◆ SHORT PROBLEM
Exclude the pictures and return every line exactly as written.

◆ Items from a dataset
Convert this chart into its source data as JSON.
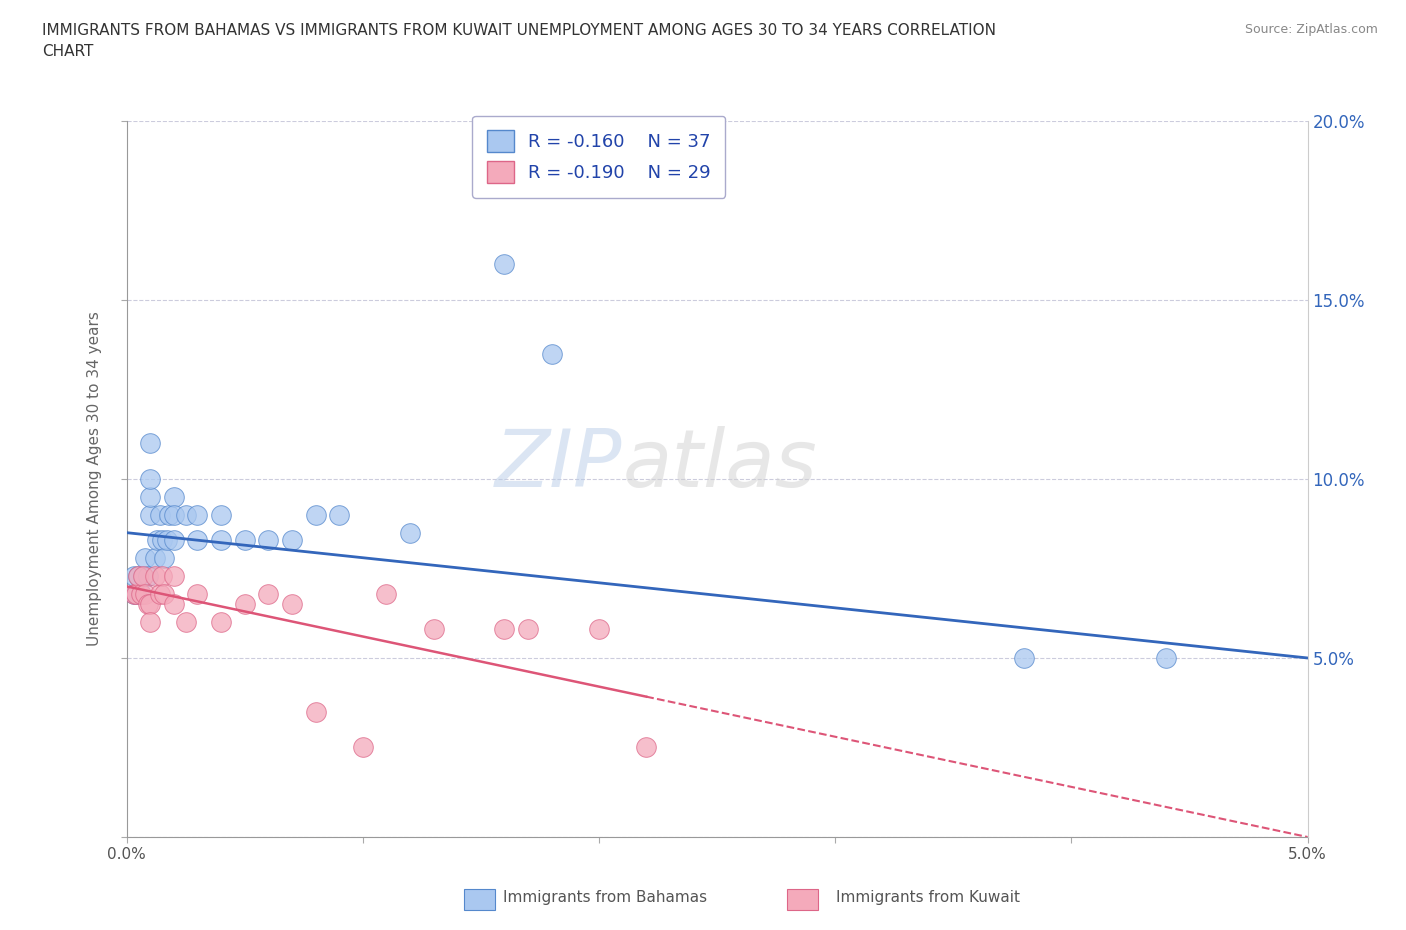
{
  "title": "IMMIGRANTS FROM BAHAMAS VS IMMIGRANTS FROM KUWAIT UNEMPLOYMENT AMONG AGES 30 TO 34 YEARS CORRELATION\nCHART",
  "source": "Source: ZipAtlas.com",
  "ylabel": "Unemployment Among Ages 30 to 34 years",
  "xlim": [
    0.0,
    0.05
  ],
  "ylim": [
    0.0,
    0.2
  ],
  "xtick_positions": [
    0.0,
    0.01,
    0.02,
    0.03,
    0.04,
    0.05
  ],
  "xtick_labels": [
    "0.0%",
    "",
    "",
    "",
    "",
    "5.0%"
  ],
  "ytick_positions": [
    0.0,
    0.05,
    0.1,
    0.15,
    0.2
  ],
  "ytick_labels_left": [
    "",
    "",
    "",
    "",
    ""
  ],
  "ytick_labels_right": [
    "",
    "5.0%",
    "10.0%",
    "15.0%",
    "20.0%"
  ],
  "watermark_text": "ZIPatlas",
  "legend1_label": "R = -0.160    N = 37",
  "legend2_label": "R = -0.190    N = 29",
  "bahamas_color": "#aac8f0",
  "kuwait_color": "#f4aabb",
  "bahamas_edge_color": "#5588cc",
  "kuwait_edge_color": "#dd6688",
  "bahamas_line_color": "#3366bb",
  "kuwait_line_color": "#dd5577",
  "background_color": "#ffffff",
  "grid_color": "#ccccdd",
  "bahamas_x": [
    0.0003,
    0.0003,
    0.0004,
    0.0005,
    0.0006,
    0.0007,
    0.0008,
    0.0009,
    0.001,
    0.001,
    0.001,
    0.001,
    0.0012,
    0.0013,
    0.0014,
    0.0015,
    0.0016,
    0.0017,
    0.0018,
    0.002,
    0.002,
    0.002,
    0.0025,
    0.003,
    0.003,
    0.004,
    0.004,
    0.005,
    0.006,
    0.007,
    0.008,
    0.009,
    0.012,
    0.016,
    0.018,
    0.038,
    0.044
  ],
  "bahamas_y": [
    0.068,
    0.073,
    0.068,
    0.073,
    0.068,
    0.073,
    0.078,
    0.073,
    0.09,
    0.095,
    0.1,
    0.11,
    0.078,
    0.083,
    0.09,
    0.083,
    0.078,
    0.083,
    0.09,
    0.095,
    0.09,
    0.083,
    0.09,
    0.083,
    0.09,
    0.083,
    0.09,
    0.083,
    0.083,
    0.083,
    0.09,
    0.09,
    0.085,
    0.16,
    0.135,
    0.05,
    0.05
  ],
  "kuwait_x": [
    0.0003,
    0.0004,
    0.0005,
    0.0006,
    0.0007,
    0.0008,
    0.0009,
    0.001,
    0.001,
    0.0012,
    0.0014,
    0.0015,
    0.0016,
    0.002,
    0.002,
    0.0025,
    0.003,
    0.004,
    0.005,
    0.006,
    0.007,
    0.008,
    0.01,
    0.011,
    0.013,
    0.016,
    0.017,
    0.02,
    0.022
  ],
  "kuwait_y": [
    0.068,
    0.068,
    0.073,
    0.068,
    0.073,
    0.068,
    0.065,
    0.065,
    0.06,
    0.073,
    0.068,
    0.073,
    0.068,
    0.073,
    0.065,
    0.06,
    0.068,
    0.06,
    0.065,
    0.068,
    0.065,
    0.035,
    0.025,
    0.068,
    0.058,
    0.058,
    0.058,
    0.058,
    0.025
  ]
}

◆ SOLUTION
Convert this chart into its source data as JSON.
{
  "title": "IMMIGRANTS FROM BAHAMAS VS IMMIGRANTS FROM KUWAIT UNEMPLOYMENT AMONG AGES 30 TO 34 YEARS CORRELATION\nCHART",
  "source": "Source: ZipAtlas.com",
  "ylabel": "Unemployment Among Ages 30 to 34 years",
  "xlim": [
    0.0,
    0.05
  ],
  "ylim": [
    0.0,
    0.2
  ],
  "xtick_positions": [
    0.0,
    0.01,
    0.02,
    0.03,
    0.04,
    0.05
  ],
  "xtick_labels": [
    "0.0%",
    "",
    "",
    "",
    "",
    "5.0%"
  ],
  "ytick_positions": [
    0.0,
    0.05,
    0.1,
    0.15,
    0.2
  ],
  "ytick_labels_left": [
    "",
    "",
    "",
    "",
    ""
  ],
  "ytick_labels_right": [
    "",
    "5.0%",
    "10.0%",
    "15.0%",
    "20.0%"
  ],
  "watermark_text": "ZIPatlas",
  "legend1_label": "R = -0.160    N = 37",
  "legend2_label": "R = -0.190    N = 29",
  "bahamas_color": "#aac8f0",
  "kuwait_color": "#f4aabb",
  "bahamas_edge_color": "#5588cc",
  "kuwait_edge_color": "#dd6688",
  "bahamas_line_color": "#3366bb",
  "kuwait_line_color": "#dd5577",
  "background_color": "#ffffff",
  "grid_color": "#ccccdd",
  "bahamas_x": [
    0.0003,
    0.0003,
    0.0004,
    0.0005,
    0.0006,
    0.0007,
    0.0008,
    0.0009,
    0.001,
    0.001,
    0.001,
    0.001,
    0.0012,
    0.0013,
    0.0014,
    0.0015,
    0.0016,
    0.0017,
    0.0018,
    0.002,
    0.002,
    0.002,
    0.0025,
    0.003,
    0.003,
    0.004,
    0.004,
    0.005,
    0.006,
    0.007,
    0.008,
    0.009,
    0.012,
    0.016,
    0.018,
    0.038,
    0.044
  ],
  "bahamas_y": [
    0.068,
    0.073,
    0.068,
    0.073,
    0.068,
    0.073,
    0.078,
    0.073,
    0.09,
    0.095,
    0.1,
    0.11,
    0.078,
    0.083,
    0.09,
    0.083,
    0.078,
    0.083,
    0.09,
    0.095,
    0.09,
    0.083,
    0.09,
    0.083,
    0.09,
    0.083,
    0.09,
    0.083,
    0.083,
    0.083,
    0.09,
    0.09,
    0.085,
    0.16,
    0.135,
    0.05,
    0.05
  ],
  "kuwait_x": [
    0.0003,
    0.0004,
    0.0005,
    0.0006,
    0.0007,
    0.0008,
    0.0009,
    0.001,
    0.001,
    0.0012,
    0.0014,
    0.0015,
    0.0016,
    0.002,
    0.002,
    0.0025,
    0.003,
    0.004,
    0.005,
    0.006,
    0.007,
    0.008,
    0.01,
    0.011,
    0.013,
    0.016,
    0.017,
    0.02,
    0.022
  ],
  "kuwait_y": [
    0.068,
    0.068,
    0.073,
    0.068,
    0.073,
    0.068,
    0.065,
    0.065,
    0.06,
    0.073,
    0.068,
    0.073,
    0.068,
    0.073,
    0.065,
    0.06,
    0.068,
    0.06,
    0.065,
    0.068,
    0.065,
    0.035,
    0.025,
    0.068,
    0.058,
    0.058,
    0.058,
    0.058,
    0.025
  ]
}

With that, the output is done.